Goal of the exercise. Reproduce the listing that follows with no differences at all.

Exercise input.
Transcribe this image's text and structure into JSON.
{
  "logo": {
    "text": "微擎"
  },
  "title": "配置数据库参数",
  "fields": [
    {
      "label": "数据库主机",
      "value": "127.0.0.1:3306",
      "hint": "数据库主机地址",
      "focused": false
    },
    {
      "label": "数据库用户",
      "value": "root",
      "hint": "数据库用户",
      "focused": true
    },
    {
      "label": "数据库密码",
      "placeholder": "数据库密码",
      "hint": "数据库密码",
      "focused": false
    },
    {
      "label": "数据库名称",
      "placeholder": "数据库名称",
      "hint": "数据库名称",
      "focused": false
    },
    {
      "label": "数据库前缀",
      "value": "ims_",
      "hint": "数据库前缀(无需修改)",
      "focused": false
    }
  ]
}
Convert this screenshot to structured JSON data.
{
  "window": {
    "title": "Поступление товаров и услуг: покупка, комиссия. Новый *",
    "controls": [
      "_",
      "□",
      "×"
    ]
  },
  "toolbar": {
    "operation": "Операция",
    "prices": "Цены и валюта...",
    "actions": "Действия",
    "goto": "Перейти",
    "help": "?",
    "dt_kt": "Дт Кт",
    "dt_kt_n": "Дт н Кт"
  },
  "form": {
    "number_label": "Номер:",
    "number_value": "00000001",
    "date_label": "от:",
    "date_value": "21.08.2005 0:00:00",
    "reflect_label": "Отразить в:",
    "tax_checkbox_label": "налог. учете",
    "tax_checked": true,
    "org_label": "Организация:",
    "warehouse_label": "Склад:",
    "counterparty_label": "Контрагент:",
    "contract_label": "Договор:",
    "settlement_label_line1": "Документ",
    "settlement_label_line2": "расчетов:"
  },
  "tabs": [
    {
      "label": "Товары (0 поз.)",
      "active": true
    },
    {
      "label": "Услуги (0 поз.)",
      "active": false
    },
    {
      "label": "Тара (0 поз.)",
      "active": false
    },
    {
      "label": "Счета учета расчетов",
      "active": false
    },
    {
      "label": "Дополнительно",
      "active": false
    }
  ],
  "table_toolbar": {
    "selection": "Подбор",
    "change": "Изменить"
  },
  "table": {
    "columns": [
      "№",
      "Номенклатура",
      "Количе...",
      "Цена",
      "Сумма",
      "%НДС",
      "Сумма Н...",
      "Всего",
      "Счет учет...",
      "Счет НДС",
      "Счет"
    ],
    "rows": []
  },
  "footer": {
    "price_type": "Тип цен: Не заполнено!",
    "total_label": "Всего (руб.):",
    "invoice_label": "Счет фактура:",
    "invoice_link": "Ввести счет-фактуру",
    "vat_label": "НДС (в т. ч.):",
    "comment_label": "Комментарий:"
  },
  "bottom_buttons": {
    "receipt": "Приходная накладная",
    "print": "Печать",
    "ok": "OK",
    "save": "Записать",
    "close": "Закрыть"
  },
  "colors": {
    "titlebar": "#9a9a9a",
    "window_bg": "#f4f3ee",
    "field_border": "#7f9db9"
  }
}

The reply.
Transcribe this image's text and structure into JSON.
{
  "logo": {
    "text": "微擎"
  },
  "title": "配置数据库参数",
  "fields": [
    {
      "label": "数据库主机",
      "value": "127.0.0.1:3306",
      "hint": "数据库主机地址",
      "focused": false
    },
    {
      "label": "数据库用户",
      "value": "root",
      "hint": "数据库用户",
      "focused": true
    },
    {
      "label": "数据库密码",
      "placeholder": "数据库密码",
      "hint": "数据库密码",
      "focused": false
    },
    {
      "label": "数据库名称",
      "placeholder": "数据库名称",
      "hint": "数据库名称",
      "focused": false
    },
    {
      "label": "数据库前缀",
      "value": "ims_",
      "hint": "数据库前缀(无需修改)",
      "focused": false
    }
  ]
}
Convert this screenshot to structured JSON data.
{
  "window": {
    "title": "Поступление товаров и услуг: покупка, комиссия. Новый *",
    "controls": [
      "_",
      "□",
      "×"
    ]
  },
  "toolbar": {
    "operation": "Операция",
    "prices": "Цены и валюта...",
    "actions": "Действия",
    "goto": "Перейти",
    "help": "?",
    "dt_kt": "Дт Кт",
    "dt_kt_n": "Дт н Кт"
  },
  "form": {
    "number_label": "Номер:",
    "number_value": "00000001",
    "date_label": "от:",
    "date_value": "21.08.2005 0:00:00",
    "reflect_label": "Отразить в:",
    "tax_checkbox_label": "налог. учете",
    "tax_checked": true,
    "org_label": "Организация:",
    "warehouse_label": "Склад:",
    "counterparty_label": "Контрагент:",
    "contract_label": "Договор:",
    "settlement_label_line1": "Документ",
    "settlement_label_line2": "расчетов:"
  },
  "tabs": [
    {
      "label": "Товары (0 поз.)",
      "active": true
    },
    {
      "label": "Услуги (0 поз.)",
      "active": false
    },
    {
      "label": "Тара (0 поз.)",
      "active": false
    },
    {
      "label": "Счета учета расчетов",
      "active": false
    },
    {
      "label": "Дополнительно",
      "active": false
    }
  ],
  "table_toolbar": {
    "selection": "Подбор",
    "change": "Изменить"
  },
  "table": {
    "columns": [
      "№",
      "Номенклатура",
      "Количе...",
      "Цена",
      "Сумма",
      "%НДС",
      "Сумма Н...",
      "Всего",
      "Счет учет...",
      "Счет НДС",
      "Счет"
    ],
    "rows": []
  },
  "footer": {
    "price_type": "Тип цен: Не заполнено!",
    "total_label": "Всего (руб.):",
    "invoice_label": "Счет фактура:",
    "invoice_link": "Ввести счет-фактуру",
    "vat_label": "НДС (в т. ч.):",
    "comment_label": "Комментарий:"
  },
  "bottom_buttons": {
    "receipt": "Приходная накладная",
    "print": "Печать",
    "ok": "OK",
    "save": "Записать",
    "close": "Закрыть"
  },
  "colors": {
    "titlebar": "#9a9a9a",
    "window_bg": "#f4f3ee",
    "field_border": "#7f9db9"
  }
}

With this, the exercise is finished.